Exercise task ->
Output every line of the data exactly as it appears.

Data in this exercise ->
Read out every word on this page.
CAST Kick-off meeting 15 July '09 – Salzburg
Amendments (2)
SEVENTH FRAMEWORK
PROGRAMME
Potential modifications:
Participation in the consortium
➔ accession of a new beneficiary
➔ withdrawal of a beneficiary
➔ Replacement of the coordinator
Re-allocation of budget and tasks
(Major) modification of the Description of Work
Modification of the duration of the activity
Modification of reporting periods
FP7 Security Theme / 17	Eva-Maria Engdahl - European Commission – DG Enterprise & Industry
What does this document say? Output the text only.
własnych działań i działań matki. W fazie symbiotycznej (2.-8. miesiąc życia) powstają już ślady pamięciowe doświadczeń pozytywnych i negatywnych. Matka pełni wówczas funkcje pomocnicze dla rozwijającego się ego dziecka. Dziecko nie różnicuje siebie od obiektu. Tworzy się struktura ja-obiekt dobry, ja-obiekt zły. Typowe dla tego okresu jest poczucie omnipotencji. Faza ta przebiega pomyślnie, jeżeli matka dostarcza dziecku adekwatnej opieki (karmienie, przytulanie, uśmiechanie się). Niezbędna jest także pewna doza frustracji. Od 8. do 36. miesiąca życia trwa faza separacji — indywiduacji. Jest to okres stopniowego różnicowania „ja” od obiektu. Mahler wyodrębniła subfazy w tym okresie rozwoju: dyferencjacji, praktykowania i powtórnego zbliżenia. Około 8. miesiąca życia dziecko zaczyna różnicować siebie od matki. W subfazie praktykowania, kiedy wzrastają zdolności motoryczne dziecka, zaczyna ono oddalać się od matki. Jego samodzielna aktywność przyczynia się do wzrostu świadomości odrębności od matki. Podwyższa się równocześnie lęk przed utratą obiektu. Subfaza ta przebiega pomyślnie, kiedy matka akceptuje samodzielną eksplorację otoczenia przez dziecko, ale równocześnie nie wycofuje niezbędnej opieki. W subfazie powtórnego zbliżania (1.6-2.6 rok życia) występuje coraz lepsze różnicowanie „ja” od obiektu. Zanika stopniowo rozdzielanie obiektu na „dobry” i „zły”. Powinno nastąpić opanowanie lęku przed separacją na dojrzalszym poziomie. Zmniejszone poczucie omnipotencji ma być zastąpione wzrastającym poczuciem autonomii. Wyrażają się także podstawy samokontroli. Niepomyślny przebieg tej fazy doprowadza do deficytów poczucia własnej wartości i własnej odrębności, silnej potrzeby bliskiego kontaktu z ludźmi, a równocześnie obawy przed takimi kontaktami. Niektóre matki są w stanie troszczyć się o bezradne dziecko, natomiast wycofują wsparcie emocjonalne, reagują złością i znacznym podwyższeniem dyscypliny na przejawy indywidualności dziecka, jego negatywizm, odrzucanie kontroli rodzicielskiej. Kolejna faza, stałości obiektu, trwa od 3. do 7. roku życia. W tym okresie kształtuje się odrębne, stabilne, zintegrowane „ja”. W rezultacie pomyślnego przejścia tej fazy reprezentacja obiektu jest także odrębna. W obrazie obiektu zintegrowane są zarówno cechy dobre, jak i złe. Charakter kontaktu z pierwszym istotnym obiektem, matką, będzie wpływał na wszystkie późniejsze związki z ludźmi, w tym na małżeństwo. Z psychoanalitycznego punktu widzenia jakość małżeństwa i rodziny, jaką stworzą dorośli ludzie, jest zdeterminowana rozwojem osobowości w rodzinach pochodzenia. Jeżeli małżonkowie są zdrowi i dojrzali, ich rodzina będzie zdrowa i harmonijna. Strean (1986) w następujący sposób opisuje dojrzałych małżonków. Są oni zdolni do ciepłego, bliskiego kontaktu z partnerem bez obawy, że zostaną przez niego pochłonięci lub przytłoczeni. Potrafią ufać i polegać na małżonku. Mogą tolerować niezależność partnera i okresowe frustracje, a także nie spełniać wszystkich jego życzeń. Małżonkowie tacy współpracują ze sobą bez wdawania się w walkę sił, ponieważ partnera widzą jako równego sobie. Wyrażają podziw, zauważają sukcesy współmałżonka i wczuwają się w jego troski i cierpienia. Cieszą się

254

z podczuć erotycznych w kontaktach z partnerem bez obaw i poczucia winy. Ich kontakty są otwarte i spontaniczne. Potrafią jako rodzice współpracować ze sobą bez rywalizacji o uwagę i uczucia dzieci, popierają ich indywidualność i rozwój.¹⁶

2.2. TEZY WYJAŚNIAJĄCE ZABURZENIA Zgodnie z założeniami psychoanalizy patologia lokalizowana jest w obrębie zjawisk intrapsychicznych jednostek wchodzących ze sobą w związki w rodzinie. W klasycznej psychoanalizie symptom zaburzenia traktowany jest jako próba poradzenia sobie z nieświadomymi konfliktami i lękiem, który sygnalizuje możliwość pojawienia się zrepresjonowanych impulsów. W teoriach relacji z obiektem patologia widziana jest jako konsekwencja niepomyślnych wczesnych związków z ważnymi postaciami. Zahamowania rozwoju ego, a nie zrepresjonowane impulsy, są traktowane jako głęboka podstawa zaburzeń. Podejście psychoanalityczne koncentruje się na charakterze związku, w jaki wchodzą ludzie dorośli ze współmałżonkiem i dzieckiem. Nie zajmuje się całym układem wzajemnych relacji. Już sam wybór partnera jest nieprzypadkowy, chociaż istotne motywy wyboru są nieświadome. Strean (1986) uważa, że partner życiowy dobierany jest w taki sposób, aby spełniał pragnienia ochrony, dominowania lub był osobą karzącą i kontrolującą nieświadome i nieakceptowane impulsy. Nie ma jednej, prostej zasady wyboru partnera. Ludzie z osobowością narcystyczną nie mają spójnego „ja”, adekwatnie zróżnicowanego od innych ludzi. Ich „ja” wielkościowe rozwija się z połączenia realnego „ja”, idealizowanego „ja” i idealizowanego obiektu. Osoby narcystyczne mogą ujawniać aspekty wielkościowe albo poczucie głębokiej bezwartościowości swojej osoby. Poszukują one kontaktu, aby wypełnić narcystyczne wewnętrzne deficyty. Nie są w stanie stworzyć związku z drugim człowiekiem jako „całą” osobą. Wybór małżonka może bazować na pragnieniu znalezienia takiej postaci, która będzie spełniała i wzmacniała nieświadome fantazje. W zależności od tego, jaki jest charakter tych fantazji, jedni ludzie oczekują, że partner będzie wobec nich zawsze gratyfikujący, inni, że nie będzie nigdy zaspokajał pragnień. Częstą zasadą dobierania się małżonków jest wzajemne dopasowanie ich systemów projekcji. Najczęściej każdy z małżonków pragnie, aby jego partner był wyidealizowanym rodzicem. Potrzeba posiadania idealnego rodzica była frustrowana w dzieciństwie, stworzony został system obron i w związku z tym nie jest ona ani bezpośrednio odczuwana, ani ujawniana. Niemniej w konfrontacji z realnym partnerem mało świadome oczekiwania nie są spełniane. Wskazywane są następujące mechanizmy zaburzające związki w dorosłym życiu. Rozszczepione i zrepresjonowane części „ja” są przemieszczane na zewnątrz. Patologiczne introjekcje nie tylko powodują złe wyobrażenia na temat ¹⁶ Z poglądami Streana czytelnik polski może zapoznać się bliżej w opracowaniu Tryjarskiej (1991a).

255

Output of the task ->
Read out every word on this page.
CAST Kick-off meeting 15 July '09 – Salzburg
Amendments (2)
SEVENTH FRAMEWORK
PROGRAMME
Potential modifications:
Participation in the consortium
➔ accession of a new beneficiary
➔ withdrawal of a beneficiary
➔ Replacement of the coordinator
Re-allocation of budget and tasks
(Major) modification of the Description of Work
Modification of the duration of the activity
Modification of reporting periods
FP7 Security Theme / 17	Eva-Maria Engdahl - European Commission – DG Enterprise & Industry
What does this document say? Output the text only.
własnych działań i działań matki. W fazie symbiotycznej (2.-8. miesiąc życia) powstają już ślady pamięciowe doświadczeń pozytywnych i negatywnych. Matka pełni wówczas funkcje pomocnicze dla rozwijającego się ego dziecka. Dziecko nie różnicuje siebie od obiektu. Tworzy się struktura ja-obiekt dobry, ja-obiekt zły. Typowe dla tego okresu jest poczucie omnipotencji. Faza ta przebiega pomyślnie, jeżeli matka dostarcza dziecku adekwatnej opieki (karmienie, przytulanie, uśmiechanie się). Niezbędna jest także pewna doza frustracji. Od 8. do 36. miesiąca życia trwa faza separacji — indywiduacji. Jest to okres stopniowego różnicowania „ja” od obiektu. Mahler wyodrębniła subfazy w tym okresie rozwoju: dyferencjacji, praktykowania i powtórnego zbliżenia. Około 8. miesiąca życia dziecko zaczyna różnicować siebie od matki. W subfazie praktykowania, kiedy wzrastają zdolności motoryczne dziecka, zaczyna ono oddalać się od matki. Jego samodzielna aktywność przyczynia się do wzrostu świadomości odrębności od matki. Podwyższa się równocześnie lęk przed utratą obiektu. Subfaza ta przebiega pomyślnie, kiedy matka akceptuje samodzielną eksplorację otoczenia przez dziecko, ale równocześnie nie wycofuje niezbędnej opieki. W subfazie powtórnego zbliżania (1.6-2.6 rok życia) występuje coraz lepsze różnicowanie „ja” od obiektu. Zanika stopniowo rozdzielanie obiektu na „dobry” i „zły”. Powinno nastąpić opanowanie lęku przed separacją na dojrzalszym poziomie. Zmniejszone poczucie omnipotencji ma być zastąpione wzrastającym poczuciem autonomii. Wyrażają się także podstawy samokontroli. Niepomyślny przebieg tej fazy doprowadza do deficytów poczucia własnej wartości i własnej odrębności, silnej potrzeby bliskiego kontaktu z ludźmi, a równocześnie obawy przed takimi kontaktami. Niektóre matki są w stanie troszczyć się o bezradne dziecko, natomiast wycofują wsparcie emocjonalne, reagują złością i znacznym podwyższeniem dyscypliny na przejawy indywidualności dziecka, jego negatywizm, odrzucanie kontroli rodzicielskiej. Kolejna faza, stałości obiektu, trwa od 3. do 7. roku życia. W tym okresie kształtuje się odrębne, stabilne, zintegrowane „ja”. W rezultacie pomyślnego przejścia tej fazy reprezentacja obiektu jest także odrębna. W obrazie obiektu zintegrowane są zarówno cechy dobre, jak i złe. Charakter kontaktu z pierwszym istotnym obiektem, matką, będzie wpływał na wszystkie późniejsze związki z ludźmi, w tym na małżeństwo. Z psychoanalitycznego punktu widzenia jakość małżeństwa i rodziny, jaką stworzą dorośli ludzie, jest zdeterminowana rozwojem osobowości w rodzinach pochodzenia. Jeżeli małżonkowie są zdrowi i dojrzali, ich rodzina będzie zdrowa i harmonijna. Strean (1986) w następujący sposób opisuje dojrzałych małżonków. Są oni zdolni do ciepłego, bliskiego kontaktu z partnerem bez obawy, że zostaną przez niego pochłonięci lub przytłoczeni. Potrafią ufać i polegać na małżonku. Mogą tolerować niezależność partnera i okresowe frustracje, a także nie spełniać wszystkich jego życzeń. Małżonkowie tacy współpracują ze sobą bez wdawania się w walkę sił, ponieważ partnera widzą jako równego sobie. Wyrażają podziw, zauważają sukcesy współmałżonka i wczuwają się w jego troski i cierpienia. Cieszą się

254

z podczuć erotycznych w kontaktach z partnerem bez obaw i poczucia winy. Ich kontakty są otwarte i spontaniczne. Potrafią jako rodzice współpracować ze sobą bez rywalizacji o uwagę i uczucia dzieci, popierają ich indywidualność i rozwój.¹⁶

2.2. TEZY WYJAŚNIAJĄCE ZABURZENIA Zgodnie z założeniami psychoanalizy patologia lokalizowana jest w obrębie zjawisk intrapsychicznych jednostek wchodzących ze sobą w związki w rodzinie. W klasycznej psychoanalizie symptom zaburzenia traktowany jest jako próba poradzenia sobie z nieświadomymi konfliktami i lękiem, który sygnalizuje możliwość pojawienia się zrepresjonowanych impulsów. W teoriach relacji z obiektem patologia widziana jest jako konsekwencja niepomyślnych wczesnych związków z ważnymi postaciami. Zahamowania rozwoju ego, a nie zrepresjonowane impulsy, są traktowane jako głęboka podstawa zaburzeń. Podejście psychoanalityczne koncentruje się na charakterze związku, w jaki wchodzą ludzie dorośli ze współmałżonkiem i dzieckiem. Nie zajmuje się całym układem wzajemnych relacji. Już sam wybór partnera jest nieprzypadkowy, chociaż istotne motywy wyboru są nieświadome. Strean (1986) uważa, że partner życiowy dobierany jest w taki sposób, aby spełniał pragnienia ochrony, dominowania lub był osobą karzącą i kontrolującą nieświadome i nieakceptowane impulsy. Nie ma jednej, prostej zasady wyboru partnera. Ludzie z osobowością narcystyczną nie mają spójnego „ja”, adekwatnie zróżnicowanego od innych ludzi. Ich „ja” wielkościowe rozwija się z połączenia realnego „ja”, idealizowanego „ja” i idealizowanego obiektu. Osoby narcystyczne mogą ujawniać aspekty wielkościowe albo poczucie głębokiej bezwartościowości swojej osoby. Poszukują one kontaktu, aby wypełnić narcystyczne wewnętrzne deficyty. Nie są w stanie stworzyć związku z drugim człowiekiem jako „całą” osobą. Wybór małżonka może bazować na pragnieniu znalezienia takiej postaci, która będzie spełniała i wzmacniała nieświadome fantazje. W zależności od tego, jaki jest charakter tych fantazji, jedni ludzie oczekują, że partner będzie wobec nich zawsze gratyfikujący, inni, że nie będzie nigdy zaspokajał pragnień. Częstą zasadą dobierania się małżonków jest wzajemne dopasowanie ich systemów projekcji. Najczęściej każdy z małżonków pragnie, aby jego partner był wyidealizowanym rodzicem. Potrzeba posiadania idealnego rodzica była frustrowana w dzieciństwie, stworzony został system obron i w związku z tym nie jest ona ani bezpośrednio odczuwana, ani ujawniana. Niemniej w konfrontacji z realnym partnerem mało świadome oczekiwania nie są spełniane. Wskazywane są następujące mechanizmy zaburzające związki w dorosłym życiu. Rozszczepione i zrepresjonowane części „ja” są przemieszczane na zewnątrz. Patologiczne introjekcje nie tylko powodują złe wyobrażenia na temat ¹⁶ Z poglądami Streana czytelnik polski może zapoznać się bliżej w opracowaniu Tryjarskiej (1991a).

255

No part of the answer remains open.